■ INFORMATION PROVIDED:
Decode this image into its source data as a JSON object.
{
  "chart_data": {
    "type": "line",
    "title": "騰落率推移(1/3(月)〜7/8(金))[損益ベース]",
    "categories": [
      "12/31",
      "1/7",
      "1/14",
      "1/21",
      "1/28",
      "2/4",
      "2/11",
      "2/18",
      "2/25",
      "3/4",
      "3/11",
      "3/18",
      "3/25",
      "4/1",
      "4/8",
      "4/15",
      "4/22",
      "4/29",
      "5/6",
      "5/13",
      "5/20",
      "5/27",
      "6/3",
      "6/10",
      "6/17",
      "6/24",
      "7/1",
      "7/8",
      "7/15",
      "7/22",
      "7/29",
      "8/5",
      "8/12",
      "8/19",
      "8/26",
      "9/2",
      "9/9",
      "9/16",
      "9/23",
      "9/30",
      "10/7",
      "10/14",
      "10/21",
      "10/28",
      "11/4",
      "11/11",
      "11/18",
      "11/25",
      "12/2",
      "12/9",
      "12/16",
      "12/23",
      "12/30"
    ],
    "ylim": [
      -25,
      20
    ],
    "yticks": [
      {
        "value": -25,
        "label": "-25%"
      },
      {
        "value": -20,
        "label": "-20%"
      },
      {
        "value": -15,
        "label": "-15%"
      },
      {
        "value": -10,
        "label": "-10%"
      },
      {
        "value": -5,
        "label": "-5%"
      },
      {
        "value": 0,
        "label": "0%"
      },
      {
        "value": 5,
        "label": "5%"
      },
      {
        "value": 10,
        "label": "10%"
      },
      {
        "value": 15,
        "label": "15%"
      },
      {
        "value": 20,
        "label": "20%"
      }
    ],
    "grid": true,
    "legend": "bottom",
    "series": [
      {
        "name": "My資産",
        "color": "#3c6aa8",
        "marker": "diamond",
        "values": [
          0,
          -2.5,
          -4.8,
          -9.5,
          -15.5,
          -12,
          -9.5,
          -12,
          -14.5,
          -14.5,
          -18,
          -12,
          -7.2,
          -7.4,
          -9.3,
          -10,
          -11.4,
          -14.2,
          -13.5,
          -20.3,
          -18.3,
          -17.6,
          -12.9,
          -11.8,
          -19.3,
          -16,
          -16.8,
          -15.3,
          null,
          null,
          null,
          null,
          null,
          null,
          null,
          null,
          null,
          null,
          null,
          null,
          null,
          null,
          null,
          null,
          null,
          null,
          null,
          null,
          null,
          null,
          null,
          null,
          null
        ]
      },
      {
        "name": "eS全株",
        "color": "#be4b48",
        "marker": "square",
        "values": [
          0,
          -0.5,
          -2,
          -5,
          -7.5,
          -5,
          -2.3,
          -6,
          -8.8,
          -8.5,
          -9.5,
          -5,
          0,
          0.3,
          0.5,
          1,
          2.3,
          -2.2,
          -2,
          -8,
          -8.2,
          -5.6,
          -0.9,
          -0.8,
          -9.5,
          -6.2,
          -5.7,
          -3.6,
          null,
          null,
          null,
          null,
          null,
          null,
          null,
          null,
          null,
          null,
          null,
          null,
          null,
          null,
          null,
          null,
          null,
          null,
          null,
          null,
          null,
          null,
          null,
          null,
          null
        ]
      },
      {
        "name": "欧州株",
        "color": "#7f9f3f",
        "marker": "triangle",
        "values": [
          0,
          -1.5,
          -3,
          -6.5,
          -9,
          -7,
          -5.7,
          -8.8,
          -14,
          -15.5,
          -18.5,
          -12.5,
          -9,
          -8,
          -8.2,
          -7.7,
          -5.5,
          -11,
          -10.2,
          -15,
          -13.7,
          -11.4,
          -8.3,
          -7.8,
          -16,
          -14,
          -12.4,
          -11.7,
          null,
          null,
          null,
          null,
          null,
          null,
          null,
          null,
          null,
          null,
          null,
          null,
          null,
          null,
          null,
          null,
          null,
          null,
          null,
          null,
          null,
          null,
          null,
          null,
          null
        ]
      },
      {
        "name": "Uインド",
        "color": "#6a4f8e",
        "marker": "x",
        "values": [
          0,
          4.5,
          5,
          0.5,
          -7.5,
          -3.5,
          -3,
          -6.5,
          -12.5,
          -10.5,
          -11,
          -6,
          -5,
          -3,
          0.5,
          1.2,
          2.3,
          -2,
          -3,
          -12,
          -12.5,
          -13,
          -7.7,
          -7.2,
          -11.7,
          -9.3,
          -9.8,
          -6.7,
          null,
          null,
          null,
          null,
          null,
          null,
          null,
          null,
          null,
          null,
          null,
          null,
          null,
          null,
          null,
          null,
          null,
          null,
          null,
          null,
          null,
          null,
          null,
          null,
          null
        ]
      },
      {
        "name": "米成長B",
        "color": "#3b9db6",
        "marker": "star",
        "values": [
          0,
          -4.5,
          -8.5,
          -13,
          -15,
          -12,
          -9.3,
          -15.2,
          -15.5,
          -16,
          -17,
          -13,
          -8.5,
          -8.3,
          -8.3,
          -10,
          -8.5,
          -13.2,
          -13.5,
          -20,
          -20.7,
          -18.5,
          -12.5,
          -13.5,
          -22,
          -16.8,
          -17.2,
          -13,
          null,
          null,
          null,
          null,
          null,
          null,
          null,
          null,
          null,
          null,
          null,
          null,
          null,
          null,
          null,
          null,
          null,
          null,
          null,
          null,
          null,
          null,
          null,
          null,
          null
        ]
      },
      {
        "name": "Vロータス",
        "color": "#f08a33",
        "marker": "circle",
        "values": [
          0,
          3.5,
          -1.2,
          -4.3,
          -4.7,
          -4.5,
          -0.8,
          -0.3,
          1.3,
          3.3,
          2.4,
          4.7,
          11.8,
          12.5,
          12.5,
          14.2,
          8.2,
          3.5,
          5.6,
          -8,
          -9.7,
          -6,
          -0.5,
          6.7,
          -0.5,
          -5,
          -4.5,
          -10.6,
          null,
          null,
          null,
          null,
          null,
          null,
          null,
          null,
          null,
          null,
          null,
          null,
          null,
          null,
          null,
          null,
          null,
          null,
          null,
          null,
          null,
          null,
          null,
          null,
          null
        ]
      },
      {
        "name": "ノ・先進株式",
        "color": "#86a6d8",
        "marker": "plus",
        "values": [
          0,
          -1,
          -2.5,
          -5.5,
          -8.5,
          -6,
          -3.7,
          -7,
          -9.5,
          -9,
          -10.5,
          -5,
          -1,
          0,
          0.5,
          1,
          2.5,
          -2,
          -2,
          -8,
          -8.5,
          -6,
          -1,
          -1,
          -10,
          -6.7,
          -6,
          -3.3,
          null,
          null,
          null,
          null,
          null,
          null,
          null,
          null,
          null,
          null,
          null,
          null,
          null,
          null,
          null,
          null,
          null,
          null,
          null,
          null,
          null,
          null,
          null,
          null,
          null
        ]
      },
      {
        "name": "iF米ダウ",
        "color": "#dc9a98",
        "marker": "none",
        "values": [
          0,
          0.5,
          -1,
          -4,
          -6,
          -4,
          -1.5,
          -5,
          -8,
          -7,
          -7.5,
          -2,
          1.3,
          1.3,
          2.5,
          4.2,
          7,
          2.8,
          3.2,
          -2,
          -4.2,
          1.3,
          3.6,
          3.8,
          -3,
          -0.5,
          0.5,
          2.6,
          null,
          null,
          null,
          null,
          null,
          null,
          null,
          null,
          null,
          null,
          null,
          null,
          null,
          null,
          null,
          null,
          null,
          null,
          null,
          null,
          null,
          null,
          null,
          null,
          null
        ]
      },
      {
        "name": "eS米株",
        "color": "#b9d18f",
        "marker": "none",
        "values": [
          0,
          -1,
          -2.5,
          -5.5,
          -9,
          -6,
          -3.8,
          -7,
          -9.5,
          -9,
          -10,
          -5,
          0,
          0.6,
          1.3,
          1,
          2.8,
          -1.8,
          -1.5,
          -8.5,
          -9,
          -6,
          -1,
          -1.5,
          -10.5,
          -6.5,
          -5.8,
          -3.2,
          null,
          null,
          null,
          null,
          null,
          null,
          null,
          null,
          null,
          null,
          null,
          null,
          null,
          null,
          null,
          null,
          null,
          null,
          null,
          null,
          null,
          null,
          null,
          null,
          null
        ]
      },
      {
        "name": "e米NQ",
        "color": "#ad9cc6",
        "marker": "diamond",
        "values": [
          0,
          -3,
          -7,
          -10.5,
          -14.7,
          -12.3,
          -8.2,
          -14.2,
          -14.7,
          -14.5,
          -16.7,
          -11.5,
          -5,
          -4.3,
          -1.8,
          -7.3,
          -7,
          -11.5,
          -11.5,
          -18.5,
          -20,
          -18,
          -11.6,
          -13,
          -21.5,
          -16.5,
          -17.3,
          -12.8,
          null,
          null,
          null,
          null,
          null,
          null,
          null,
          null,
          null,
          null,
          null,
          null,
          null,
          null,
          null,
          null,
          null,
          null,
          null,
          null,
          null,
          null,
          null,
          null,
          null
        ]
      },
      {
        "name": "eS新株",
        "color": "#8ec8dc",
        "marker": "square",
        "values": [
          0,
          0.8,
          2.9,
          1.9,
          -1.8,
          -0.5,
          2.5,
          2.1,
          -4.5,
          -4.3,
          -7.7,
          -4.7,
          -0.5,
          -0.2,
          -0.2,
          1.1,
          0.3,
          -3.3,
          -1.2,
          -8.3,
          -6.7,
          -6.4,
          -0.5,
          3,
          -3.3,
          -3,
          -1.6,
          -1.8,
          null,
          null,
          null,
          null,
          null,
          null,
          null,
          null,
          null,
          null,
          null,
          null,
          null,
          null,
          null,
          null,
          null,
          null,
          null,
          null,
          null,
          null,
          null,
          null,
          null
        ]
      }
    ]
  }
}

■ TASK STATEMENT: Scan the listing above. Collect all lines with the word "color".

■ RESPONSE BELOW:
        "color": "#3c6aa8",
        "color": "#be4b48",
        "color": "#7f9f3f",
        "color": "#6a4f8e",
        "color": "#3b9db6",
        "color": "#f08a33",
        "color": "#86a6d8",
        "color": "#dc9a98",
        "color": "#b9d18f",
        "color": "#ad9cc6",
        "color": "#8ec8dc",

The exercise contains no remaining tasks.